Although the effect of baseline RASs on the overall DAA response is relatively small, reduced SVR rates in the presence of pre-treatment RASs have been described for GT1a and even more markedly for GT3 with cirrhosis.8,25 The resistance pathways discussed above further support the importance of baseline RASs on treatment outcomes. Emerging data from our analyses suggested that L30R in GT4d might present as a natural polymorphism that precipitates virologic failure in this subtype. Aside from the well-defined RASs, our exploratory studies have identified several new substitutions associated with virologic failure. Nevertheless, detailed reverse genetics and in vitro-in vivo correlations are required to establish the biological relevance of these substitutions. Lastly, individual polymorphisms that do not affect drug susceptibility can mount a severe resistance to DAAs when combined. For example, NS5A Q30R/K, L31M, and H58D individually do not affect PIB in HCV replicons, while Y93H only increases drug resistance by 2- to 7-fold. However, Q30R+L31M+H58D in GT1a or Q30K+Y93H in GT3a results in 1740- and 69-fold resistance, respectively, to PIB.9 In the SHARED dataset, >75% of the patients who failed glecaprevir/PIB or VEL/SOF/voxilaprevir had ≥2 RASs in NS5A; each has minimal resistance to NS5AIs, but their combined effect is largely unknown. Combination RASs should be considered and characterized when interpreting drug resistance results for the second-generation DAAs.

Recorded data:
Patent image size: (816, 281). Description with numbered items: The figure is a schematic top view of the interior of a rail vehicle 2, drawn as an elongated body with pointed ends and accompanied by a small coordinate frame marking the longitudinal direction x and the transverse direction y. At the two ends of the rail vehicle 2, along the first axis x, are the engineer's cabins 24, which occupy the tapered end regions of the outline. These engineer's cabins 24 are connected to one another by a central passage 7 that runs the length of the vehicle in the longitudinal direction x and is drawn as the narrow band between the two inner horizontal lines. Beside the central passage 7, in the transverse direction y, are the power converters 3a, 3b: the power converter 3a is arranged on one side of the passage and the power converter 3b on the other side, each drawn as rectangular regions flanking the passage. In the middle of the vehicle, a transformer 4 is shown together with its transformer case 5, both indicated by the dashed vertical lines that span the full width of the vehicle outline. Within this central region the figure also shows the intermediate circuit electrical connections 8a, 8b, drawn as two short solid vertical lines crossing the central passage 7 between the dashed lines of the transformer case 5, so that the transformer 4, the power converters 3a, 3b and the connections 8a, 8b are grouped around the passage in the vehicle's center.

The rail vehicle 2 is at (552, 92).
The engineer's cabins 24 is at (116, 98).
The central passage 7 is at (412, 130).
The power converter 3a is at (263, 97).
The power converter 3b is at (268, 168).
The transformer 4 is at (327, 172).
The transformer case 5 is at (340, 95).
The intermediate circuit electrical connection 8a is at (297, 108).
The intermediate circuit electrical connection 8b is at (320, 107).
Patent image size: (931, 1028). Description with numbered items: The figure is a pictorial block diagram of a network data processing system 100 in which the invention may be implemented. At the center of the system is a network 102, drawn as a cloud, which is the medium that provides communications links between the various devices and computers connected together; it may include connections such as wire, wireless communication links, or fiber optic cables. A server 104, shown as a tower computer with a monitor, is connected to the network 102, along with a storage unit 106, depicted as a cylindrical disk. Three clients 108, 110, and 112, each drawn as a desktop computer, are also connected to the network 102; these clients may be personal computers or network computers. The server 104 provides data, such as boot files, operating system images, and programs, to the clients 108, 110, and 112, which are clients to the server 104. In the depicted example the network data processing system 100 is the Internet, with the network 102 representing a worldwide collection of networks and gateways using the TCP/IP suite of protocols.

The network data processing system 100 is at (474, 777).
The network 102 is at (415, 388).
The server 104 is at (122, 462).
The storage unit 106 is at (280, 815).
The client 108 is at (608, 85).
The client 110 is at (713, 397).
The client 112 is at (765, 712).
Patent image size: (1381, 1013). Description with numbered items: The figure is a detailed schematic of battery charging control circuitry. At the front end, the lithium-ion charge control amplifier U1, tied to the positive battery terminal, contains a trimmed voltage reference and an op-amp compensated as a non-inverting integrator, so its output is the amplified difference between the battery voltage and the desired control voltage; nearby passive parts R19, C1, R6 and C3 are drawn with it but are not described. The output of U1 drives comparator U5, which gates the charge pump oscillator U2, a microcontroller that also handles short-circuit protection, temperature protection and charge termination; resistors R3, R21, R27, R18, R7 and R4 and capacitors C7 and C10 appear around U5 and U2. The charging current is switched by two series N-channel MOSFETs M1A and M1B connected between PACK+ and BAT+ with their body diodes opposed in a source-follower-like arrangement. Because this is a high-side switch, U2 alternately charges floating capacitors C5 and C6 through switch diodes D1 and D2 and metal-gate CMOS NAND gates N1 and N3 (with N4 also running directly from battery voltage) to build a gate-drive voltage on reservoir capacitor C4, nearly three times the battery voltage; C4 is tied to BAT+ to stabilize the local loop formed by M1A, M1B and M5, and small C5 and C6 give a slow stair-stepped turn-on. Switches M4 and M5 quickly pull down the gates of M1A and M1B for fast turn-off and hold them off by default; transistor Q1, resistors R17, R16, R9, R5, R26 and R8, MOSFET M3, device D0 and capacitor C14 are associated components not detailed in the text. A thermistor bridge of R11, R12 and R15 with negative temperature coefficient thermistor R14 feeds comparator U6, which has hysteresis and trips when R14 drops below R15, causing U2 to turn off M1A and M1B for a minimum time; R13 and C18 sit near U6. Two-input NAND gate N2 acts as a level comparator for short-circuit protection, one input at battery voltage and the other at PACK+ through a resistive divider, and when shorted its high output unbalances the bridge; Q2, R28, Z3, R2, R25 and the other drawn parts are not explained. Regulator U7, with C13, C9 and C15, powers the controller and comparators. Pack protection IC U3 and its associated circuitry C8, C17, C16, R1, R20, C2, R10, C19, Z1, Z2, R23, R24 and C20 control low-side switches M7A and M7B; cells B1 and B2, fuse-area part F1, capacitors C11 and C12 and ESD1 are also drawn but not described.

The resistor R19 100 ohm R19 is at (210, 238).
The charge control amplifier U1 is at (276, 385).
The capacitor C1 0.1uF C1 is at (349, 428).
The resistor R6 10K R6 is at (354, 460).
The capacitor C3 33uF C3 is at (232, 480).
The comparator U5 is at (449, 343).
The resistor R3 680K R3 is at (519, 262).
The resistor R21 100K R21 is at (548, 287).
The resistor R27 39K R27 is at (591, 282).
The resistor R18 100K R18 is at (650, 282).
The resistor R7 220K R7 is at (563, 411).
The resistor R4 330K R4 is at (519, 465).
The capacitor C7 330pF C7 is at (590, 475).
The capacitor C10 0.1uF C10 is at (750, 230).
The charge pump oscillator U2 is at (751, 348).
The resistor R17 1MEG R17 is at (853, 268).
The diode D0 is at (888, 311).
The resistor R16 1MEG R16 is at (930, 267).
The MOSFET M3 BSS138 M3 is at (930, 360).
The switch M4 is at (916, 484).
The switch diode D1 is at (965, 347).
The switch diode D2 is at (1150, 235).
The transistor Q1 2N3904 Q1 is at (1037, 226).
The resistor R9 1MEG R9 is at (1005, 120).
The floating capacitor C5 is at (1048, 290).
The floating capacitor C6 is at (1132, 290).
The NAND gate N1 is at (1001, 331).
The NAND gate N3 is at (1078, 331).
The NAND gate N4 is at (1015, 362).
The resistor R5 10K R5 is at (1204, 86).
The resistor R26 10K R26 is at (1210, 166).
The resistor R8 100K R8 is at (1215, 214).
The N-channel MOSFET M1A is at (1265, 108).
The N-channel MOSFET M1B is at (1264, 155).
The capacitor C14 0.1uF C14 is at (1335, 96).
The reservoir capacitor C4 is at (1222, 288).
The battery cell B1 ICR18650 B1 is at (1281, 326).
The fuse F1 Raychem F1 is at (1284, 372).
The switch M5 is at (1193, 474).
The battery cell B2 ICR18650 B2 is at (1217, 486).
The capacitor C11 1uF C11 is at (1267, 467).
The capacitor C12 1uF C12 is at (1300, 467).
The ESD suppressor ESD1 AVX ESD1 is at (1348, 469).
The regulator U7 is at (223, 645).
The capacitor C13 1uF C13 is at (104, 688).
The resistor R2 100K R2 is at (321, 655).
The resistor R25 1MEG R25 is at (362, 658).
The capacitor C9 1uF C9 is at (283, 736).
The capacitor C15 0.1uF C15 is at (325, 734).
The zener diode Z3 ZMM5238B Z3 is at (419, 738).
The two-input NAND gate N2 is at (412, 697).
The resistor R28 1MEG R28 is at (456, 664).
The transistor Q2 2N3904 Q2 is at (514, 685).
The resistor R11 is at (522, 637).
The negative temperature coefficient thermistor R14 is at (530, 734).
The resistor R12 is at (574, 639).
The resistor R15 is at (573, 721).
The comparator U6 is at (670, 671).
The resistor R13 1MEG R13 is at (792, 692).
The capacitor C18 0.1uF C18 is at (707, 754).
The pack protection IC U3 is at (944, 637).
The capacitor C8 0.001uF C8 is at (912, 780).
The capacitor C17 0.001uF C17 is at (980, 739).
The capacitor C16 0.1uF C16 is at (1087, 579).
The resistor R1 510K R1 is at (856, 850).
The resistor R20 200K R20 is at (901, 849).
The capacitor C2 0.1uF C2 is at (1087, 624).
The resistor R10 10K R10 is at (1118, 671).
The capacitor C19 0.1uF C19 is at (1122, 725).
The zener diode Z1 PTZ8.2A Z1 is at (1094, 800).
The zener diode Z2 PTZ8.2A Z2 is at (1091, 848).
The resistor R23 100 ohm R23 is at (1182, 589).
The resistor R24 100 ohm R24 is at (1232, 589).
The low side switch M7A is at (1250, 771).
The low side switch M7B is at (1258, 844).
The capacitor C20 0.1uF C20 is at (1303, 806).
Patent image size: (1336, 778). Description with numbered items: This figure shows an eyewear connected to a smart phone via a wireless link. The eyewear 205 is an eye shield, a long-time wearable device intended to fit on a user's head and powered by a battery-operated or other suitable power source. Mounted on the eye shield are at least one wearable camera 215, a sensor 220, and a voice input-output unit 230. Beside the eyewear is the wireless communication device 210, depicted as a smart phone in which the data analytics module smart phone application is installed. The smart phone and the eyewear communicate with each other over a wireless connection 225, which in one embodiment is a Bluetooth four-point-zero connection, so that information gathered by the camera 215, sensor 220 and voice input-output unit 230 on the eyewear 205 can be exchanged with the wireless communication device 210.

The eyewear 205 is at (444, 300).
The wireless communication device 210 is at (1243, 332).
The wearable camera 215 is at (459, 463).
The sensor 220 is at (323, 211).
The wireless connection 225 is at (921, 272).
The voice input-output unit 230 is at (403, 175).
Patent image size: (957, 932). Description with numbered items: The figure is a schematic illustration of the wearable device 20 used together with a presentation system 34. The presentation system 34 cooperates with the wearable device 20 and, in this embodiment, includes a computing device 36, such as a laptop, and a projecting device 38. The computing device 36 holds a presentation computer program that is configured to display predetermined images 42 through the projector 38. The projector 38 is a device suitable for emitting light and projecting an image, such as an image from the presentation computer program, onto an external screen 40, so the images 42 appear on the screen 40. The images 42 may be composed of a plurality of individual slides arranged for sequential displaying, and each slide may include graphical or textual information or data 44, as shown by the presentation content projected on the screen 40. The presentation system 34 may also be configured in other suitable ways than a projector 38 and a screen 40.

To do:
Do the following statements agree with the text on HCV drug resistance above? For each, answer yes or no and quote the words of the text that decide it.
(a) On their own, NS5A Q30R/K, L31M, and H58D do not affect PIB in HCV replicons.
(b) Q30K+Y93H in GT3a results in 1740-fold resistance to PIB.
(c) In the SHARED dataset, more than three quarters of the patients who failed glecaprevir/PIB or VEL/SOF/voxilaprevir had at least two RASs in NS5A.

Solved exercise:
(a) Yes: "NS5A Q30R/K, L31M, and H58D individually do not affect PIB in HCV replicons"
(b) No: "Q30R+L31M+H58D in GT1a or Q30K+Y93H in GT3a results in 1740- and 69-fold resistance, respectively, to PIB"
(c) Yes: ">75% of the patients who failed glecaprevir/PIB or VEL/SOF/voxilaprevir had ≥2 RASs in NS5A"